WHAT THIS TASK INVOLVES: Extract all lines that hold the string "Campaign".

MATERIALS PROVIDED:
+ + + + +

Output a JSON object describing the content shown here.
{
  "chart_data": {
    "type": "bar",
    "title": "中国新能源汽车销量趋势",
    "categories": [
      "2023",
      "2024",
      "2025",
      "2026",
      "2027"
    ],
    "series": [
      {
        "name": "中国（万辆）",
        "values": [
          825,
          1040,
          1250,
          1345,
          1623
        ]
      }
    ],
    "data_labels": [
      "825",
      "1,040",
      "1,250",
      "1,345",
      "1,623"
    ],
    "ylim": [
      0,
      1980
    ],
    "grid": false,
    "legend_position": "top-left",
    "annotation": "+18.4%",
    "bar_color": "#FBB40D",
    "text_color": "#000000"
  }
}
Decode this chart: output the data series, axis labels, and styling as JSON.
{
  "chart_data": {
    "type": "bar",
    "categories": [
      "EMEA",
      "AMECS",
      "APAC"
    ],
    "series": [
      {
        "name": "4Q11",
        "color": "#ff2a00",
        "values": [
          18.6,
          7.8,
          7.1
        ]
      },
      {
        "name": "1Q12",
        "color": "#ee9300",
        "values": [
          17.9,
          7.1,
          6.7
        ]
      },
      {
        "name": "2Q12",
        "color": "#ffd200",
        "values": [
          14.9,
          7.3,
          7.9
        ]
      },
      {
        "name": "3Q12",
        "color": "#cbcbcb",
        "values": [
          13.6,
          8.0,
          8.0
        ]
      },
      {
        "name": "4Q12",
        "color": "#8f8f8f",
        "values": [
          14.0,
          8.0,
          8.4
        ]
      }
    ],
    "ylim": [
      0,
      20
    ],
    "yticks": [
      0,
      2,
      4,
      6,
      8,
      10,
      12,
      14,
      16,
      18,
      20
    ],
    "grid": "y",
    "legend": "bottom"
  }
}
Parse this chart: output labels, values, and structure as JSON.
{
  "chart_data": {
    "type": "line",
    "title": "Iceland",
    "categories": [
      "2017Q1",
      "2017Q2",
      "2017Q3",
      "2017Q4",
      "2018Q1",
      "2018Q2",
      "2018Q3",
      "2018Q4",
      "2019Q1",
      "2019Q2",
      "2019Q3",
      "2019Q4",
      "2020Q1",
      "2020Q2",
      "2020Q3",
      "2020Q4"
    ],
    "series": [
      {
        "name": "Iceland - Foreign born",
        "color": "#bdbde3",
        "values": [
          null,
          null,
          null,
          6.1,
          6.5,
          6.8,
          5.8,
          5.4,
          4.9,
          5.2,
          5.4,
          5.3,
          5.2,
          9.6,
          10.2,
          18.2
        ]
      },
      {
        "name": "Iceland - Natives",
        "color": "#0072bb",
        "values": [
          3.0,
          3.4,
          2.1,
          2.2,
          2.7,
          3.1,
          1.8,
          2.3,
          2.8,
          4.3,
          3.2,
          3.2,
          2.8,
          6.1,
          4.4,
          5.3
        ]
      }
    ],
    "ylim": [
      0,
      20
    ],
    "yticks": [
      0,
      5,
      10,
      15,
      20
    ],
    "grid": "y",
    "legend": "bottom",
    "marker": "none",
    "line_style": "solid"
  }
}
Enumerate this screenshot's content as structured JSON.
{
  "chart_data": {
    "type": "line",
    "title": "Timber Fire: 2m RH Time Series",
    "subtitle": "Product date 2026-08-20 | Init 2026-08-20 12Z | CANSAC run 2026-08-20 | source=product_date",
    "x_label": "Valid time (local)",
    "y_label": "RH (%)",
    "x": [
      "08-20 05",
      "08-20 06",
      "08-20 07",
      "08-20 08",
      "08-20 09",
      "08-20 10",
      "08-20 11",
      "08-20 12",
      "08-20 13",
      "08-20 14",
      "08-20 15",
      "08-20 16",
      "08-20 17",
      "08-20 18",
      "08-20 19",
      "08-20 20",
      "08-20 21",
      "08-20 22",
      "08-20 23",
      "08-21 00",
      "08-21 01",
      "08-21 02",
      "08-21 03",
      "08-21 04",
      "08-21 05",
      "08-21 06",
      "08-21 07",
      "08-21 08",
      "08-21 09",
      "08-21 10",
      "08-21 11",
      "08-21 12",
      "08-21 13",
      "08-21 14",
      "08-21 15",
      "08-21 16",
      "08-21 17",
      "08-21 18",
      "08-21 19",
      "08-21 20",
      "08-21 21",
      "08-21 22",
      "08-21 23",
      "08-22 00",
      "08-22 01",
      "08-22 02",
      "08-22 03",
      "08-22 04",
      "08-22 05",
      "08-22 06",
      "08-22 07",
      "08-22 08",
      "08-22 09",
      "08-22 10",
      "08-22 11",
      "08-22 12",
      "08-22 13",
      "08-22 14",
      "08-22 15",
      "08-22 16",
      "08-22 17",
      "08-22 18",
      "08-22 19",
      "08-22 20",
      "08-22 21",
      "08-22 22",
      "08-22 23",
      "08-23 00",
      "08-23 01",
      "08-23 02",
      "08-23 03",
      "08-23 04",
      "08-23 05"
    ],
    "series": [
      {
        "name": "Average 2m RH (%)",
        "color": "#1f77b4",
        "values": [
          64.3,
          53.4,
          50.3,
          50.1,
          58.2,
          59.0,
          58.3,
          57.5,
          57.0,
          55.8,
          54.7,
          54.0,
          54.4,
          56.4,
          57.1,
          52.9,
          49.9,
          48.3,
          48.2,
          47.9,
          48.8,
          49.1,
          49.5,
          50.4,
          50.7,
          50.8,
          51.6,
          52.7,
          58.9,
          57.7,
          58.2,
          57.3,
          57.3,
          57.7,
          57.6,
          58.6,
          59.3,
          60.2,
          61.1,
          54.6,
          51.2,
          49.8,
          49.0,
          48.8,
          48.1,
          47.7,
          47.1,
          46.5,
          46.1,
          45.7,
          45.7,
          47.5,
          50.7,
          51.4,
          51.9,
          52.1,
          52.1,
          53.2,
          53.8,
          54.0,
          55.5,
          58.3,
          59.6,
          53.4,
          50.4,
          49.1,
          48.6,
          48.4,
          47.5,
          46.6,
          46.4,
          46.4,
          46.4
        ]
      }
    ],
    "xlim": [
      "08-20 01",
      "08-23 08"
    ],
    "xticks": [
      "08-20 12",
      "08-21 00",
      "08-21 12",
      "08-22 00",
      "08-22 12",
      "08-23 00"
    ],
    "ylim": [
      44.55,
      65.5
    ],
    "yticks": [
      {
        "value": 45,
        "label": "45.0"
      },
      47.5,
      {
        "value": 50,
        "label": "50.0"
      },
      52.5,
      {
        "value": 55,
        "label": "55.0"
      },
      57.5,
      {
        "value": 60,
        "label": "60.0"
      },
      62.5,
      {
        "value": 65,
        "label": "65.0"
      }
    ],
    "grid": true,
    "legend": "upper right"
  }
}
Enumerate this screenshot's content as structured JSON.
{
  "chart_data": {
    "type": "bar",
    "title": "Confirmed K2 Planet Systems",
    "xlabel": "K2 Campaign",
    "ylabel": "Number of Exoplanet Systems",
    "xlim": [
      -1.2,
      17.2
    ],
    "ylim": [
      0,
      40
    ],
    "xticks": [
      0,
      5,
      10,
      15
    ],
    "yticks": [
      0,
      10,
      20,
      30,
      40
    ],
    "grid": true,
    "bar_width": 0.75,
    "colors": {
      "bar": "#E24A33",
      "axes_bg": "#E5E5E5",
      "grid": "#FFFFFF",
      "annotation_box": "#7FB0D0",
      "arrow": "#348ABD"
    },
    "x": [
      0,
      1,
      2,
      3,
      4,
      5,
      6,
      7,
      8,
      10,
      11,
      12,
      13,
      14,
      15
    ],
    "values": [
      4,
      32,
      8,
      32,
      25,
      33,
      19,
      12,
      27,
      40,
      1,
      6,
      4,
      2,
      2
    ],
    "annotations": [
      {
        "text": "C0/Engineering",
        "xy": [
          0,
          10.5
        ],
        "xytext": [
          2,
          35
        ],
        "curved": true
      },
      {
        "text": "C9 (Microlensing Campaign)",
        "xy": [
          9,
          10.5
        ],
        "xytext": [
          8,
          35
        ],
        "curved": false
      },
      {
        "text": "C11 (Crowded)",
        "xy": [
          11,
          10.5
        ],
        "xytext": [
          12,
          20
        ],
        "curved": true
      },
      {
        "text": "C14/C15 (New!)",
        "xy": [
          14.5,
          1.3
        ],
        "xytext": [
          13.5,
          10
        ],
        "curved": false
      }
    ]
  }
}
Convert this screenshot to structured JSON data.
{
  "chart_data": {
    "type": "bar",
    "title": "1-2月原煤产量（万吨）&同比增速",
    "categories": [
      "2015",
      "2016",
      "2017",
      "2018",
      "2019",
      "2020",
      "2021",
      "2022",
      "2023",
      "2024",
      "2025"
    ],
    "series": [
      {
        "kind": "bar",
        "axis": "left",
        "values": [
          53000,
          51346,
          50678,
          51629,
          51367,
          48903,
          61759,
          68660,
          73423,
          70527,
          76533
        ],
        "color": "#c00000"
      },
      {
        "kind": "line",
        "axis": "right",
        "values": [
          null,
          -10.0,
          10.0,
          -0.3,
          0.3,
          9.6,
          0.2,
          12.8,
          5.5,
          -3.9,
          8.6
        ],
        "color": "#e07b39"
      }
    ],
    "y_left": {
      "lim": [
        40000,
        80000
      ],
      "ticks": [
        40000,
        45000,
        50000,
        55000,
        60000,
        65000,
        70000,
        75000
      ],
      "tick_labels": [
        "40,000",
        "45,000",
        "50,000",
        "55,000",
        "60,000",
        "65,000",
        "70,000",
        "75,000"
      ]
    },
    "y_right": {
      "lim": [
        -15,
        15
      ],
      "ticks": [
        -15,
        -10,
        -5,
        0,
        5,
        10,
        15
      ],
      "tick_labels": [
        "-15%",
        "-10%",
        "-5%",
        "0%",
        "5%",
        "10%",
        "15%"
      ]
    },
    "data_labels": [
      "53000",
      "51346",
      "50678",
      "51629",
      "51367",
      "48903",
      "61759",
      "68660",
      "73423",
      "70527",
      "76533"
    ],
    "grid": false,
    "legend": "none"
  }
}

+ + + + +

WRITTEN ANSWER:
    "xlabel": "K2 Campaign",
        "text": "C9 (Microlensing Campaign)",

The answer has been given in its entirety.